Pick out all lines of the entries that include the word "précipité" and copy them.

--- Supplied records ---

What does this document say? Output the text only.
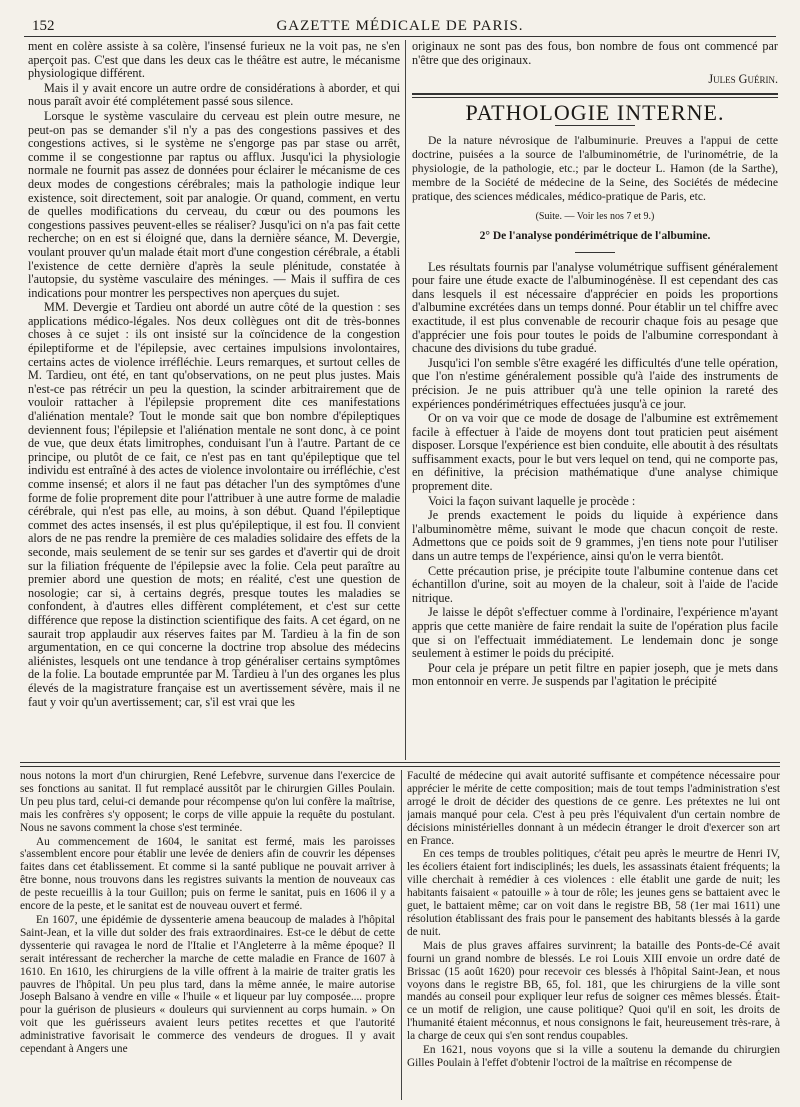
152	GAZETTE MÉDICALE DE PARIS.

ment en colère assiste à sa colère, l'insensé furieux ne la voit pas, ne s'en aperçoit pas. C'est que dans les deux cas le théâtre est autre, le mécanisme physiologique différent.

Mais il y avait encore un autre ordre de considérations à aborder, et qui nous paraît avoir été complétement passé sous silence.

Lorsque le système vasculaire du cerveau est plein outre mesure, ne peut-on pas se demander s'il n'y a pas des congestions passives et des congestions actives, si le système ne s'engorge pas par stase ou arrêt, comme il se congestionne par raptus ou afflux. Jusqu'ici la physiologie normale ne fournit pas assez de données pour éclairer le mécanisme de ces deux modes de congestions cérébrales; mais la pathologie indique leur existence, soit directement, soit par analogie. Or quand, comment, en vertu de quelles modifications du cerveau, du cœur ou des poumons les congestions passives peuvent-elles se réaliser? Jusqu'ici on n'a pas fait cette recherche; on en est si éloigné que, dans la dernière séance, M. Devergie, voulant prouver qu'un malade était mort d'une congestion cérébrale, a établi l'existence de cette dernière d'après la seule plénitude, constatée à l'autopsie, du système vasculaire des méninges. — Mais il suffira de ces indications pour montrer les perspectives non aperçues du sujet.

MM. Devergie et Tardieu ont abordé un autre côté de la question : ses applications médico-légales. Nos deux collègues ont dit de très-bonnes choses à ce sujet : ils ont insisté sur la coïncidence de la congestion épileptiforme et de l'épilepsie, avec certaines impulsions involontaires, certains actes de violence irréfléchie. Leurs remarques, et surtout celles de M. Tardieu, ont été, en tant qu'observations, on ne peut plus justes. Mais n'est-ce pas rétrécir un peu la question, la scinder arbitrairement que de vouloir rattacher à l'épilepsie proprement dite ces manifestations d'aliénation mentale? Tout le monde sait que bon nombre d'épileptiques deviennent fous; l'épilepsie et l'aliénation mentale ne sont donc, à ce point de vue, que deux états limitrophes, conduisant l'un à l'autre. Partant de ce principe, ou plutôt de ce fait, ce n'est pas en tant qu'épileptique que tel individu est entraîné à des actes de violence involontaire ou irréfléchie, c'est comme insensé; et alors il ne faut pas détacher l'un des symptômes d'une forme de folie proprement dite pour l'attribuer à une autre forme de maladie cérébrale, qui n'est pas elle, au moins, à son début. Quand l'épileptique commet des actes insensés, il est plus qu'épileptique, il est fou. Il convient alors de ne pas rendre la première de ces maladies solidaire des effets de la seconde, mais seulement de se tenir sur ses gardes et d'avertir qui de droit sur la filiation fréquente de l'épilepsie avec la folie. Cela peut paraître au premier abord une question de mots; en réalité, c'est une question de nosologie; car si, à certains degrés, presque toutes les maladies se confondent, à d'autres elles diffèrent complétement, et c'est sur cette différence que repose la distinction scientifique des faits. A cet égard, on ne saurait trop applaudir aux réserves faites par M. Tardieu à la fin de son argumentation, en ce qui concerne la doctrine trop absolue des médecins aliénistes, lesquels ont une tendance à trop généraliser certains symptômes de la folie. La boutade empruntée par M. Tardieu à l'un des organes les plus élevés de la magistrature française est un avertissement sévère, mais il ne faut y voir qu'un avertissement; car, s'il est vrai que les

originaux ne sont pas des fous, bon nombre de fous ont commencé par n'être que des originaux.

Jules Guérin.
PATHOLOGIE INTERNE.

De la nature névrosique de l'albuminurie. Preuves a l'appui de cette doctrine, puisées a la source de l'albuminométrie, de l'urinométrie, de la physiologie, de la pathologie, etc.; par le docteur L. Hamon (de la Sarthe), membre de la Société de médecine de la Seine, des Sociétés de médecine pratique, des sciences médicales, médico-pratique de Paris, etc.

(Suite. — Voir les nos 7 et 9.)
2° De l'analyse pondérimétrique de l'albumine.

Les résultats fournis par l'analyse volumétrique suffisent généralement pour faire une étude exacte de l'albuminogénèse. Il est cependant des cas dans lesquels il est nécessaire d'apprécier en poids les proportions d'albumine excrétées dans un temps donné. Pour établir un tel chiffre avec exactitude, il est plus convenable de recourir chaque fois au pesage que d'apprécier une fois pour toutes le poids de l'albumine correspondant à chacune des divisions du tube gradué.

Jusqu'ici l'on semble s'être exagéré les difficultés d'une telle opération, que l'on n'estime généralement possible qu'à l'aide des instruments de précision. Je ne puis attribuer qu'à une telle opinion la rareté des expériences pondérimétriques effectuées jusqu'à ce jour.

Or on va voir que ce mode de dosage de l'albumine est extrêmement facile à effectuer à l'aide de moyens dont tout praticien peut aisément disposer. Lorsque l'expérience est bien conduite, elle aboutit à des résultats suffisamment exacts, pour le but vers lequel on tend, qui ne comporte pas, en définitive, la précision mathématique d'une analyse chimique proprement dite.

Voici la façon suivant laquelle je procède :

Je prends exactement le poids du liquide à expérience dans l'albuminomètre même, suivant le mode que chacun conçoit de reste. Admettons que ce poids soit de 9 grammes, j'en tiens note pour l'utiliser dans un autre temps de l'expérience, ainsi qu'on le verra bientôt.

Cette précaution prise, je précipite toute l'albumine contenue dans cet échantillon d'urine, soit au moyen de la chaleur, soit à l'aide de l'acide nitrique.

Je laisse le dépôt s'effectuer comme à l'ordinaire, l'expérience m'ayant appris que cette manière de faire rendait la suite de l'opération plus facile que si on l'effectuait immédiatement. Le lendemain donc je songe seulement à estimer le poids du précipité.

Pour cela je prépare un petit filtre en papier joseph, que je mets dans mon entonnoir en verre. Je suspends par l'agitation le précipité

nous notons la mort d'un chirurgien, René Lefebvre, survenue dans l'exercice de ses fonctions au sanitat. Il fut remplacé aussitôt par le chirurgien Gilles Poulain. Un peu plus tard, celui-ci demande pour récompense qu'on lui confère la maîtrise, mais les confrères s'y opposent; le corps de ville appuie la requête du postulant. Nous ne savons comment la chose s'est terminée.

Au commencement de 1604, le sanitat est fermé, mais les paroisses s'assemblent encore pour établir une levée de deniers afin de couvrir les dépenses faites dans cet établissement. Et comme si la santé publique ne pouvait arriver à être bonne, nous trouvons dans les registres suivants la mention de nouveaux cas de peste recueillis à la tour Guillon; puis on ferme le sanitat, puis en 1606 il y a encore de la peste, et le sanitat est de nouveau ouvert et fermé.

En 1607, une épidémie de dyssenterie amena beaucoup de malades à l'hôpital Saint-Jean, et la ville dut solder des frais extraordinaires. Est-ce le début de cette dyssenterie qui ravagea le nord de l'Italie et l'Angleterre à la même époque? Il serait intéressant de rechercher la marche de cette maladie en France de 1607 à 1610. En 1610, les chirurgiens de la ville offrent à la mairie de traiter gratis les pauvres de l'hôpital. Un peu plus tard, dans la même année, le maire autorise Joseph Balsano à vendre en ville « l'huile « et liqueur par luy composée.... propre pour la guérison de plusieurs « douleurs qui surviennent au corps humain. » On voit que les guérisseurs avaient leurs petites recettes et que l'autorité administrative favorisait le commerce des vendeurs de drogues. Il y avait cependant à Angers une

Faculté de médecine qui avait autorité suffisante et compétence nécessaire pour apprécier le mérite de cette composition; mais de tout temps l'administration s'est arrogé le droit de décider des questions de ce genre. Les prétextes ne lui ont jamais manqué pour cela. C'est à peu près l'équivalent d'un certain nombre de décisions ministérielles donnant à un médecin étranger le droit d'exercer son art en France.

En ces temps de troubles politiques, c'était peu après le meurtre de Henri IV, les écoliers étaient fort indisciplinés; les duels, les assassinats étaient fréquents; la ville cherchait à remédier à ces violences : elle établit une garde de nuit; les habitants faisaient « patouille » à tour de rôle; les jeunes gens se battaient avec le guet, le battaient même; car on voit dans le registre BB, 58 (1er mai 1611) une résolution établissant des frais pour le pansement des habitants blessés à la garde de nuit.

Mais de plus graves affaires survinrent; la bataille des Ponts-de-Cé avait fourni un grand nombre de blessés. Le roi Louis XIII envoie un ordre daté de Brissac (15 août 1620) pour recevoir ces blessés à l'hôpital Saint-Jean, et nous voyons dans le registre BB, 65, fol. 181, que les chirurgiens de la ville sont mandés au conseil pour expliquer leur refus de soigner ces mêmes blessés. Était-ce un motif de religion, une cause politique? Quoi qu'il en soit, les droits de l'humanité étaient méconnus, et nous consignons le fait, heureusement très-rare, à la charge de ceux qui s'en sont rendus coupables.

En 1621, nous voyons que si la ville a soutenu la demande du chirurgien Gilles Poulain à l'effet d'obtenir l'octroi de la maîtrise en récompense de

---

Task output:
Je laisse le dépôt s'effectuer comme à l'ordinaire, l'expérience m'ayant appris que cette manière de faire rendait la suite de l'opération plus facile que si on l'effectuait immédiatement. Le lendemain donc je songe seulement à estimer le poids du précipité.
Pour cela je prépare un petit filtre en papier joseph, que je mets dans mon entonnoir en verre. Je suspends par l'agitation le précipité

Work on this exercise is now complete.